SHORT EXERCISE:
Please return, word for word, the part of the data that opens with the line containing "Patent image size: (1007, 667)." and closes with the line containing "In FIG. 6, the hollow", both of those lines included.

RECORDS PROVIDED:
···
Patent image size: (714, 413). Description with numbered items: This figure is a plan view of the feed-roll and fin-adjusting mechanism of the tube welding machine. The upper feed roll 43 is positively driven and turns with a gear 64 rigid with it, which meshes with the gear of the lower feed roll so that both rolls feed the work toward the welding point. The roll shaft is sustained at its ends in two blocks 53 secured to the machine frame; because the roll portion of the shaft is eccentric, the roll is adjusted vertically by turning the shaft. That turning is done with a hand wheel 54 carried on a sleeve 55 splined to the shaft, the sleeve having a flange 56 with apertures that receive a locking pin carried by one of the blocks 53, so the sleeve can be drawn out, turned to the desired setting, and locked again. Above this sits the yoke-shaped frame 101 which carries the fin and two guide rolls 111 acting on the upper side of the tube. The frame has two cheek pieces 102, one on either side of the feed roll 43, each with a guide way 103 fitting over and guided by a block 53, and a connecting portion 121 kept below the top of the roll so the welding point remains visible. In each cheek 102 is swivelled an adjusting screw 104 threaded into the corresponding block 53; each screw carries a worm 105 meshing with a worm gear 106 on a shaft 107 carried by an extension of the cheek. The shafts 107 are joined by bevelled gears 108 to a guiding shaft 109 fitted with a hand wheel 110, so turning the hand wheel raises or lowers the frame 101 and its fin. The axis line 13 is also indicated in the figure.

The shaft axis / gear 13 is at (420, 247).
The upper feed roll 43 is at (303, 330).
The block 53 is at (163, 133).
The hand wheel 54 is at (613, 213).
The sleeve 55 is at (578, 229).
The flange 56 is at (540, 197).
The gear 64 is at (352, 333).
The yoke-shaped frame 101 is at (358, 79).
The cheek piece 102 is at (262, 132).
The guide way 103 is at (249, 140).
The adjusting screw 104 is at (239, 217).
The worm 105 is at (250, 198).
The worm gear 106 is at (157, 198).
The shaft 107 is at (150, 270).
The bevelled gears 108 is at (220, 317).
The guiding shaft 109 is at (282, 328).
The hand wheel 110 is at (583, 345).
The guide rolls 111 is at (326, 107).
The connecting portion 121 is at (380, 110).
···
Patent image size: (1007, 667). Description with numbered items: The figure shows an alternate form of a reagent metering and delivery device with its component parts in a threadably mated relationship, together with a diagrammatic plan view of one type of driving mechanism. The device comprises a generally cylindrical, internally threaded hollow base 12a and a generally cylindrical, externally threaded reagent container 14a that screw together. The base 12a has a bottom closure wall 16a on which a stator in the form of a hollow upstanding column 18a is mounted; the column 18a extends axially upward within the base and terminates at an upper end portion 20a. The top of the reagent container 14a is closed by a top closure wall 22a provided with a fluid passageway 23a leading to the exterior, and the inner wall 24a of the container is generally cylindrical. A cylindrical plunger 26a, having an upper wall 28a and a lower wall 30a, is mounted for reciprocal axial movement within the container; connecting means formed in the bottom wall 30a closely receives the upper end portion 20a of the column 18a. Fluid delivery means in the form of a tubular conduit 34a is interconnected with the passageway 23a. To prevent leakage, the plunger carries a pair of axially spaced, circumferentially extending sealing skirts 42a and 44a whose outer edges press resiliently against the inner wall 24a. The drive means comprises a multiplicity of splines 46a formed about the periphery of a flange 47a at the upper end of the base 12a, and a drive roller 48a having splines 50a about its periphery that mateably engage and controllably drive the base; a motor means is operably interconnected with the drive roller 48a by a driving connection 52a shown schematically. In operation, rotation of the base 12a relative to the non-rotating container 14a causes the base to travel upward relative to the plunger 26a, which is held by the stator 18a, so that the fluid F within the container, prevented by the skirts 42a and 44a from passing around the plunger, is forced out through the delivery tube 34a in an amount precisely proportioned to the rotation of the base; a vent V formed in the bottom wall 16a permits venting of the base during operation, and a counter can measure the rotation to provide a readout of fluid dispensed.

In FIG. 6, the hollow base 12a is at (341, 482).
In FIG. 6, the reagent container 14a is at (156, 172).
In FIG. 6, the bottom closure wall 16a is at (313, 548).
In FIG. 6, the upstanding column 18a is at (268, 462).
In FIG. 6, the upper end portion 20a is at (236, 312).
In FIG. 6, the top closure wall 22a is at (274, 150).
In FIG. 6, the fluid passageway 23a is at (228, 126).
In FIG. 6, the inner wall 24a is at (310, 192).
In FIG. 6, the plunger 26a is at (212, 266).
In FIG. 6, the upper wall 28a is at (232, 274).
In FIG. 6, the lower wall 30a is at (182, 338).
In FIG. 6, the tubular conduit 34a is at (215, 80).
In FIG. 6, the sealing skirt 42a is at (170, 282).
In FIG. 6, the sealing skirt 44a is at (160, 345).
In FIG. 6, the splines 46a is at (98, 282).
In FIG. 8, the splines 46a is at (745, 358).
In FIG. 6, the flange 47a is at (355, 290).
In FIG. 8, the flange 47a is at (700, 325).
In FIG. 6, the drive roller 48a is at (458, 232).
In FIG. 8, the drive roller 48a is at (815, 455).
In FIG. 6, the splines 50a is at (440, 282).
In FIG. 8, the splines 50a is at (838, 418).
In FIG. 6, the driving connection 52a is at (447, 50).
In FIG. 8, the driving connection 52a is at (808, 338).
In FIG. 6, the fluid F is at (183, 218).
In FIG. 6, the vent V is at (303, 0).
···
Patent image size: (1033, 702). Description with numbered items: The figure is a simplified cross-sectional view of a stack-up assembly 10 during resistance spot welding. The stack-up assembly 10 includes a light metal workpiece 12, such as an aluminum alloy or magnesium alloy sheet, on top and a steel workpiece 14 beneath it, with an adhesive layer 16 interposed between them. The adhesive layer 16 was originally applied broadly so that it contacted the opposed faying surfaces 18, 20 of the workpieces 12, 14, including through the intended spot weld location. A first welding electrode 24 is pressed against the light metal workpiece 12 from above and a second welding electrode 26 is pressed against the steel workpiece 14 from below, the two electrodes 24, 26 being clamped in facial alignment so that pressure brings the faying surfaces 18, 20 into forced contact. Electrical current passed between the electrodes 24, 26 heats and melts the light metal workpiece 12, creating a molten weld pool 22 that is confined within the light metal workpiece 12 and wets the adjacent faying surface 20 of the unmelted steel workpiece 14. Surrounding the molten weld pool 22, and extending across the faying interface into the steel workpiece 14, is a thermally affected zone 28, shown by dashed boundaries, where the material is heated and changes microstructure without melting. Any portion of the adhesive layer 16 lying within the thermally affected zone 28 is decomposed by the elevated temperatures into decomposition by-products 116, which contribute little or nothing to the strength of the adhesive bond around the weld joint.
···
EXERCISE ANSWER:
Patent image size: (1007, 667). Description with numbered items: The figure shows an alternate form of a reagent metering and delivery device with its component parts in a threadably mated relationship, together with a diagrammatic plan view of one type of driving mechanism. The device comprises a generally cylindrical, internally threaded hollow base 12a and a generally cylindrical, externally threaded reagent container 14a that screw together. The base 12a has a bottom closure wall 16a on which a stator in the form of a hollow upstanding column 18a is mounted; the column 18a extends axially upward within the base and terminates at an upper end portion 20a. The top of the reagent container 14a is closed by a top closure wall 22a provided with a fluid passageway 23a leading to the exterior, and the inner wall 24a of the container is generally cylindrical. A cylindrical plunger 26a, having an upper wall 28a and a lower wall 30a, is mounted for reciprocal axial movement within the container; connecting means formed in the bottom wall 30a closely receives the upper end portion 20a of the column 18a. Fluid delivery means in the form of a tubular conduit 34a is interconnected with the passageway 23a. To prevent leakage, the plunger carries a pair of axially spaced, circumferentially extending sealing skirts 42a and 44a whose outer edges press resiliently against the inner wall 24a. The drive means comprises a multiplicity of splines 46a formed about the periphery of a flange 47a at the upper end of the base 12a, and a drive roller 48a having splines 50a about its periphery that mateably engage and controllably drive the base; a motor means is operably interconnected with the drive roller 48a by a driving connection 52a shown schematically. In operation, rotation of the base 12a relative to the non-rotating container 14a causes the base to travel upward relative to the plunger 26a, which is held by the stator 18a, so that the fluid F within the container, prevented by the skirts 42a and 44a from passing around the plunger, is forced out through the delivery tube 34a in an amount precisely proportioned to the rotation of the base; a vent V formed in the bottom wall 16a permits venting of the base during operation, and a counter can measure the rotation to provide a readout of fluid dispensed.

In FIG. 6, the hollow base 12a is at (341, 482).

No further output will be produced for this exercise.